>> BEGIN Supplied records

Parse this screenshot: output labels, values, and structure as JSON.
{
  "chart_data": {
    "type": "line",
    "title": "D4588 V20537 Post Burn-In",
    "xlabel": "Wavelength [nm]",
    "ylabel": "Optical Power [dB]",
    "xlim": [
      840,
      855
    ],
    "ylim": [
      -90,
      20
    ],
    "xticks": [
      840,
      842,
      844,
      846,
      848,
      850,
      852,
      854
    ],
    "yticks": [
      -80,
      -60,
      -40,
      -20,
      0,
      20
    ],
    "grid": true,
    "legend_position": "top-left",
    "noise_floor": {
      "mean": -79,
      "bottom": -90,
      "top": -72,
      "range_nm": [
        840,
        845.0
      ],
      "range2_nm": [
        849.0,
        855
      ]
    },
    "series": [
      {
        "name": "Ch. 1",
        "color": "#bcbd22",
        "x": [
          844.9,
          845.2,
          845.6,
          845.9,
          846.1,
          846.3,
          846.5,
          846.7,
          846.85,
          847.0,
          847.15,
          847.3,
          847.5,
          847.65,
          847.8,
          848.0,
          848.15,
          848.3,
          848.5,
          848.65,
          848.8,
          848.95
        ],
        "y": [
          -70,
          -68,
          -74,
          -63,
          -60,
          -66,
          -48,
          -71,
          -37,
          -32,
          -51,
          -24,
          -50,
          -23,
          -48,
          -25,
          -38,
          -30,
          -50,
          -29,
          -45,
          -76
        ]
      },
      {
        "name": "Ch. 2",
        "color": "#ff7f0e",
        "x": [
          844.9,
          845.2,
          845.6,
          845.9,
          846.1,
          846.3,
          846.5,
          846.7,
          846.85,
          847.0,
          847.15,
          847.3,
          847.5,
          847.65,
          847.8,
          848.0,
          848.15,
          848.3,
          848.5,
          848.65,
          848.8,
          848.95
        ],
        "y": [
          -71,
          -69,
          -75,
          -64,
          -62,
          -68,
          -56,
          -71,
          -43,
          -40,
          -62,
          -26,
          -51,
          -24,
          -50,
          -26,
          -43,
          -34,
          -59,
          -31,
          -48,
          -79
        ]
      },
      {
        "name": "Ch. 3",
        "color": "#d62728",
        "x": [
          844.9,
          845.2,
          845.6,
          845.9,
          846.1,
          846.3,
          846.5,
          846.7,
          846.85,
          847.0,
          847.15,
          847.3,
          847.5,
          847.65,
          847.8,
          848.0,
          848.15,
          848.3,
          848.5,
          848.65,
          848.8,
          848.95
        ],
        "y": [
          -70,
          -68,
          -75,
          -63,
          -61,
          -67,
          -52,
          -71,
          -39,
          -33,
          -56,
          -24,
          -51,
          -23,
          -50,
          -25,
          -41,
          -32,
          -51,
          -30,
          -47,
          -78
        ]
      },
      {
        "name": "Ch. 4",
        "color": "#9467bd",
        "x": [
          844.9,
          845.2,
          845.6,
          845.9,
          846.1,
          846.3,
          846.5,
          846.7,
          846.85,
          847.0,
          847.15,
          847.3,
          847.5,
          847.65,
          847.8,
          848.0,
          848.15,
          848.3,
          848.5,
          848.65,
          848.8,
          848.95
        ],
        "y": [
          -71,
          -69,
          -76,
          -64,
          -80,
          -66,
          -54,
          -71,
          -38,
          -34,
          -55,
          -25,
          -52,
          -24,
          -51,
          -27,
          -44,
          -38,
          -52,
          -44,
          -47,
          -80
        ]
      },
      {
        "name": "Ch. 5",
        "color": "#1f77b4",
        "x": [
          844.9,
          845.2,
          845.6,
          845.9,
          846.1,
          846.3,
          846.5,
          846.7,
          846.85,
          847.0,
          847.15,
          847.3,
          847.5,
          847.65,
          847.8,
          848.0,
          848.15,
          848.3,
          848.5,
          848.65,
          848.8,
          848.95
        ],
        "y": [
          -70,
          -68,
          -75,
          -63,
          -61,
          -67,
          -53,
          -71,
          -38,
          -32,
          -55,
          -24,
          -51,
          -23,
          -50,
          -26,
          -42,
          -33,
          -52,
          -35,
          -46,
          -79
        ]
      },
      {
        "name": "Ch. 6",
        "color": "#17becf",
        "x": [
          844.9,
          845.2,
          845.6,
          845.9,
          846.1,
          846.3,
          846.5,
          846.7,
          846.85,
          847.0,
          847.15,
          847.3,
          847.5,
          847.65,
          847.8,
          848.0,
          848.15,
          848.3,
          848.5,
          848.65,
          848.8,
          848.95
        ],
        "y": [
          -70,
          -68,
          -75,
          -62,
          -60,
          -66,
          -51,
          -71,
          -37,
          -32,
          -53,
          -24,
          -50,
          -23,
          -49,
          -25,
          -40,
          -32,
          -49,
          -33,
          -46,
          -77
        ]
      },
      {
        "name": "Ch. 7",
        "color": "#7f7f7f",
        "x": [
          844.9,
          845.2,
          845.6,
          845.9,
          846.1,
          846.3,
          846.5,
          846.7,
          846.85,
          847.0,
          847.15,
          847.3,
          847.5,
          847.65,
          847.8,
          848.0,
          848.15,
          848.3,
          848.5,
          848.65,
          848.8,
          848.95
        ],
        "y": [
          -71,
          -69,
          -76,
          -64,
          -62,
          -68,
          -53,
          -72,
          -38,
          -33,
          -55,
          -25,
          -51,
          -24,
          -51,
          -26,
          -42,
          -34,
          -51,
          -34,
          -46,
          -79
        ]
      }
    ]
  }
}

>> END Supplied records

__What you should do__
Please set down the whole listing above without altering a single line.

__Exercise solution__
Parse this screenshot: output labels, values, and structure as JSON.
{
  "chart_data": {
    "type": "line",
    "title": "D4588 V20537 Post Burn-In",
    "xlabel": "Wavelength [nm]",
    "ylabel": "Optical Power [dB]",
    "xlim": [
      840,
      855
    ],
    "ylim": [
      -90,
      20
    ],
    "xticks": [
      840,
      842,
      844,
      846,
      848,
      850,
      852,
      854
    ],
    "yticks": [
      -80,
      -60,
      -40,
      -20,
      0,
      20
    ],
    "grid": true,
    "legend_position": "top-left",
    "noise_floor": {
      "mean": -79,
      "bottom": -90,
      "top": -72,
      "range_nm": [
        840,
        845.0
      ],
      "range2_nm": [
        849.0,
        855
      ]
    },
    "series": [
      {
        "name": "Ch. 1",
        "color": "#bcbd22",
        "x": [
          844.9,
          845.2,
          845.6,
          845.9,
          846.1,
          846.3,
          846.5,
          846.7,
          846.85,
          847.0,
          847.15,
          847.3,
          847.5,
          847.65,
          847.8,
          848.0,
          848.15,
          848.3,
          848.5,
          848.65,
          848.8,
          848.95
        ],
        "y": [
          -70,
          -68,
          -74,
          -63,
          -60,
          -66,
          -48,
          -71,
          -37,
          -32,
          -51,
          -24,
          -50,
          -23,
          -48,
          -25,
          -38,
          -30,
          -50,
          -29,
          -45,
          -76
        ]
      },
      {
        "name": "Ch. 2",
        "color": "#ff7f0e",
        "x": [
          844.9,
          845.2,
          845.6,
          845.9,
          846.1,
          846.3,
          846.5,
          846.7,
          846.85,
          847.0,
          847.15,
          847.3,
          847.5,
          847.65,
          847.8,
          848.0,
          848.15,
          848.3,
          848.5,
          848.65,
          848.8,
          848.95
        ],
        "y": [
          -71,
          -69,
          -75,
          -64,
          -62,
          -68,
          -56,
          -71,
          -43,
          -40,
          -62,
          -26,
          -51,
          -24,
          -50,
          -26,
          -43,
          -34,
          -59,
          -31,
          -48,
          -79
        ]
      },
      {
        "name": "Ch. 3",
        "color": "#d62728",
        "x": [
          844.9,
          845.2,
          845.6,
          845.9,
          846.1,
          846.3,
          846.5,
          846.7,
          846.85,
          847.0,
          847.15,
          847.3,
          847.5,
          847.65,
          847.8,
          848.0,
          848.15,
          848.3,
          848.5,
          848.65,
          848.8,
          848.95
        ],
        "y": [
          -70,
          -68,
          -75,
          -63,
          -61,
          -67,
          -52,
          -71,
          -39,
          -33,
          -56,
          -24,
          -51,
          -23,
          -50,
          -25,
          -41,
          -32,
          -51,
          -30,
          -47,
          -78
        ]
      },
      {
        "name": "Ch. 4",
        "color": "#9467bd",
        "x": [
          844.9,
          845.2,
          845.6,
          845.9,
          846.1,
          846.3,
          846.5,
          846.7,
          846.85,
          847.0,
          847.15,
          847.3,
          847.5,
          847.65,
          847.8,
          848.0,
          848.15,
          848.3,
          848.5,
          848.65,
          848.8,
          848.95
        ],
        "y": [
          -71,
          -69,
          -76,
          -64,
          -80,
          -66,
          -54,
          -71,
          -38,
          -34,
          -55,
          -25,
          -52,
          -24,
          -51,
          -27,
          -44,
          -38,
          -52,
          -44,
          -47,
          -80
        ]
      },
      {
        "name": "Ch. 5",
        "color": "#1f77b4",
        "x": [
          844.9,
          845.2,
          845.6,
          845.9,
          846.1,
          846.3,
          846.5,
          846.7,
          846.85,
          847.0,
          847.15,
          847.3,
          847.5,
          847.65,
          847.8,
          848.0,
          848.15,
          848.3,
          848.5,
          848.65,
          848.8,
          848.95
        ],
        "y": [
          -70,
          -68,
          -75,
          -63,
          -61,
          -67,
          -53,
          -71,
          -38,
          -32,
          -55,
          -24,
          -51,
          -23,
          -50,
          -26,
          -42,
          -33,
          -52,
          -35,
          -46,
          -79
        ]
      },
      {
        "name": "Ch. 6",
        "color": "#17becf",
        "x": [
          844.9,
          845.2,
          845.6,
          845.9,
          846.1,
          846.3,
          846.5,
          846.7,
          846.85,
          847.0,
          847.15,
          847.3,
          847.5,
          847.65,
          847.8,
          848.0,
          848.15,
          848.3,
          848.5,
          848.65,
          848.8,
          848.95
        ],
        "y": [
          -70,
          -68,
          -75,
          -62,
          -60,
          -66,
          -51,
          -71,
          -37,
          -32,
          -53,
          -24,
          -50,
          -23,
          -49,
          -25,
          -40,
          -32,
          -49,
          -33,
          -46,
          -77
        ]
      },
      {
        "name": "Ch. 7",
        "color": "#7f7f7f",
        "x": [
          844.9,
          845.2,
          845.6,
          845.9,
          846.1,
          846.3,
          846.5,
          846.7,
          846.85,
          847.0,
          847.15,
          847.3,
          847.5,
          847.65,
          847.8,
          848.0,
          848.15,
          848.3,
          848.5,
          848.65,
          848.8,
          848.95
        ],
        "y": [
          -71,
          -69,
          -76,
          -64,
          -62,
          -68,
          -53,
          -72,
          -38,
          -33,
          -55,
          -25,
          -51,
          -24,
          -51,
          -26,
          -42,
          -34,
          -51,
          -34,
          -46,
          -79
        ]
      }
    ]
  }
}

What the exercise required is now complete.